(Provided data):

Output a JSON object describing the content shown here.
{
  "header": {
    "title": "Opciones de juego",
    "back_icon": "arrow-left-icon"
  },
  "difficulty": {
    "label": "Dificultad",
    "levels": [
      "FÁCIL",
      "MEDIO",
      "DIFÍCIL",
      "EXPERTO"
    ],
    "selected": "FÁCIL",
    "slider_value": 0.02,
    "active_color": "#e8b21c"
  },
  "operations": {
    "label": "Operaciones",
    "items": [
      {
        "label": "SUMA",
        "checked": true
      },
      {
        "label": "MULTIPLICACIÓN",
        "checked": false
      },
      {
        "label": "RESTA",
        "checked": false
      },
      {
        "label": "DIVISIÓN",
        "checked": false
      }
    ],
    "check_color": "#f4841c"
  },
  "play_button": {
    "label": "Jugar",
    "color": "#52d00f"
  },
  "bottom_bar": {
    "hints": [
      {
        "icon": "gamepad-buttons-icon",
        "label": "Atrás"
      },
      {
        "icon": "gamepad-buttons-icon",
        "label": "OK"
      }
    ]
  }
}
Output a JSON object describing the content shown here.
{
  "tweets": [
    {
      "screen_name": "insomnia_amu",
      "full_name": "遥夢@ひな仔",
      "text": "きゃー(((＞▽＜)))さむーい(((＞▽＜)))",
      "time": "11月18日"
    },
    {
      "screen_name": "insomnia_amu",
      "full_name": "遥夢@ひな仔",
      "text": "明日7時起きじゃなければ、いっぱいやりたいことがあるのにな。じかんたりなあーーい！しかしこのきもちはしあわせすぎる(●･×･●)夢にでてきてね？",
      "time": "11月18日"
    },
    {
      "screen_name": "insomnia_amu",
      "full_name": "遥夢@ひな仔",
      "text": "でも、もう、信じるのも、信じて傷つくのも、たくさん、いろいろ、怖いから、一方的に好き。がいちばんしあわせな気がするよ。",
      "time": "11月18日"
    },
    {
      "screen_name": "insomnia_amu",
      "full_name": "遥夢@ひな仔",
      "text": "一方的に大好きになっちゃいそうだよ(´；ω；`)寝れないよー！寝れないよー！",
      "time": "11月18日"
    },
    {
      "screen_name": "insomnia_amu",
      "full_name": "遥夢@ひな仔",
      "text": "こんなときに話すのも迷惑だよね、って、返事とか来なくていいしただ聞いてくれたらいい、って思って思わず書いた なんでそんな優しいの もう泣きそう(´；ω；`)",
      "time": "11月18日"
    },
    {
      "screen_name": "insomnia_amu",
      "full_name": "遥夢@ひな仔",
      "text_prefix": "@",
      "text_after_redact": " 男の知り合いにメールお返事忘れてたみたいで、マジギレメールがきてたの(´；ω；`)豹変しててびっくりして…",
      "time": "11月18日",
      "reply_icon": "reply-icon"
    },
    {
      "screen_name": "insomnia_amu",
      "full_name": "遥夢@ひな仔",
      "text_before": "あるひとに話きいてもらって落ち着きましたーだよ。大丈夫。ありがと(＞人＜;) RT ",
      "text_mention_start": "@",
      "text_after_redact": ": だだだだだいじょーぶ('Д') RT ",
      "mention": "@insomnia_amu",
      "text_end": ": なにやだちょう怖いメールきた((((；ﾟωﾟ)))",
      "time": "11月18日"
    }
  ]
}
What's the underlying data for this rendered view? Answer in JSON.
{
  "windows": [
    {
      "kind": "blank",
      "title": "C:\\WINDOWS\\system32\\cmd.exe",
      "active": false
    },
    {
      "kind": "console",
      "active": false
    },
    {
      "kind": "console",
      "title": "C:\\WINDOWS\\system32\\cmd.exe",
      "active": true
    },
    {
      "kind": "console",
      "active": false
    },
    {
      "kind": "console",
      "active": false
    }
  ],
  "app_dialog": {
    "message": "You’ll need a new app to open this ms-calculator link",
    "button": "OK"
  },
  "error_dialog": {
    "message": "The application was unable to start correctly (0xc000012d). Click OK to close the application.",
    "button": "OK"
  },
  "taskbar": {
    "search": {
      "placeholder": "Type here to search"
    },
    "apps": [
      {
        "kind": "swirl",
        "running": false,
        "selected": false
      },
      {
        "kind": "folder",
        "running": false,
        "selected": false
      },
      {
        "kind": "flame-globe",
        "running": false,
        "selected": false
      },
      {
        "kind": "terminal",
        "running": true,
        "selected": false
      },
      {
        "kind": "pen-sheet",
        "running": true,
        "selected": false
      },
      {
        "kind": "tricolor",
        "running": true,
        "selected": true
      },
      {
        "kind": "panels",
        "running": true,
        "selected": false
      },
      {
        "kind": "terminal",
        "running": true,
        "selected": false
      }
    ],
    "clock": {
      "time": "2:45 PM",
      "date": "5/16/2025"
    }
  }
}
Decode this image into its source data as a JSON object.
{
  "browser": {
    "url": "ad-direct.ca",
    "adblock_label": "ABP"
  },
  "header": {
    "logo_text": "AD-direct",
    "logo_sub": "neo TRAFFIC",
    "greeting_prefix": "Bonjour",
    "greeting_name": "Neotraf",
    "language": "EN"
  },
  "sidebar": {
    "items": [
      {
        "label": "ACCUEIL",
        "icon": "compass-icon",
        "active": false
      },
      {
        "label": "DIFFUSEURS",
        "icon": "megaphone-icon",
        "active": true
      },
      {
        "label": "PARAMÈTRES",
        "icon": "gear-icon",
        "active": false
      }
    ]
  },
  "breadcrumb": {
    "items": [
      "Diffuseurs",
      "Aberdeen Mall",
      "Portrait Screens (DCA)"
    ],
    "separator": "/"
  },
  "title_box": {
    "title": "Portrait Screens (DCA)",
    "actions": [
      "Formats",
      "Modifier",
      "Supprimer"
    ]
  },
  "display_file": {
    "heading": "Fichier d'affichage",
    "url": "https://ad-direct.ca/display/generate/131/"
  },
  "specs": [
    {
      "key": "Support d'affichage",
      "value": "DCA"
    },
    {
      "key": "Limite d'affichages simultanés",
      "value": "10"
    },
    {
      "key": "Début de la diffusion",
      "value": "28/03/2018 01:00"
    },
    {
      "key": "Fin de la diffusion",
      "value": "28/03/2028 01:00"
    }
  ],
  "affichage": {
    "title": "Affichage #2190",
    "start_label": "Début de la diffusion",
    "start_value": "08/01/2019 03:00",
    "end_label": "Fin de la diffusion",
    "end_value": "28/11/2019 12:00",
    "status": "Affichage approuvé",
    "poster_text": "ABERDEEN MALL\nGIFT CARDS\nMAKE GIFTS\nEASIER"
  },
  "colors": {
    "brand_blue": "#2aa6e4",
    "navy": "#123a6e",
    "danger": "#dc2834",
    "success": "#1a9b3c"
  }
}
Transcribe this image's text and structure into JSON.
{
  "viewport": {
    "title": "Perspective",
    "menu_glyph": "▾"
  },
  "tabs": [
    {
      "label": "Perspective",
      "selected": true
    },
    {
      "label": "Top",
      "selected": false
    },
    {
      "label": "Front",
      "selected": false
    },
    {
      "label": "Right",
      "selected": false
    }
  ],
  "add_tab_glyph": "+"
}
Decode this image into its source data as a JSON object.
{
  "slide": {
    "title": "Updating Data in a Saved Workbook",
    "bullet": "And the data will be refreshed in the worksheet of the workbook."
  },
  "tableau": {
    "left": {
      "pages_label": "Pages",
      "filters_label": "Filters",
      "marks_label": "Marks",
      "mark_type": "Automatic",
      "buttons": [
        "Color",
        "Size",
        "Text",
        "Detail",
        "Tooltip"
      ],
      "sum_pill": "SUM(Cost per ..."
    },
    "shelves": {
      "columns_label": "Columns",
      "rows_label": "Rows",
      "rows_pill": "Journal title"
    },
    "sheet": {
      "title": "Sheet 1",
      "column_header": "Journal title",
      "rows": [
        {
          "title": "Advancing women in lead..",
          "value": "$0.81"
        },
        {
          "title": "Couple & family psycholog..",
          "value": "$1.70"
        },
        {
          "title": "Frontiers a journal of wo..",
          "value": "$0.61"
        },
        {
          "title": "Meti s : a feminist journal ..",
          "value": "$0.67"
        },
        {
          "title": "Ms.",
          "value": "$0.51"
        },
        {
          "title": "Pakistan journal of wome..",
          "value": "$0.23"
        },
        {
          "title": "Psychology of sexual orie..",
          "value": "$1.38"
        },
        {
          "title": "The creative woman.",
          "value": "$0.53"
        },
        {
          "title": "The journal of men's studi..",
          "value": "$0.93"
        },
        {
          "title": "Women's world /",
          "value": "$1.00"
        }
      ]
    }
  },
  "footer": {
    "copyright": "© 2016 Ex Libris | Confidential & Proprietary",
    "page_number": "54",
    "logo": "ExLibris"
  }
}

(To be done): Copy each line from the data above that includes "direct".

(Expected output):
    "url": "ad-direct.ca",
    "logo_text": "AD-direct",
    "url": "https://ad-direct.ca/display/generate/131/"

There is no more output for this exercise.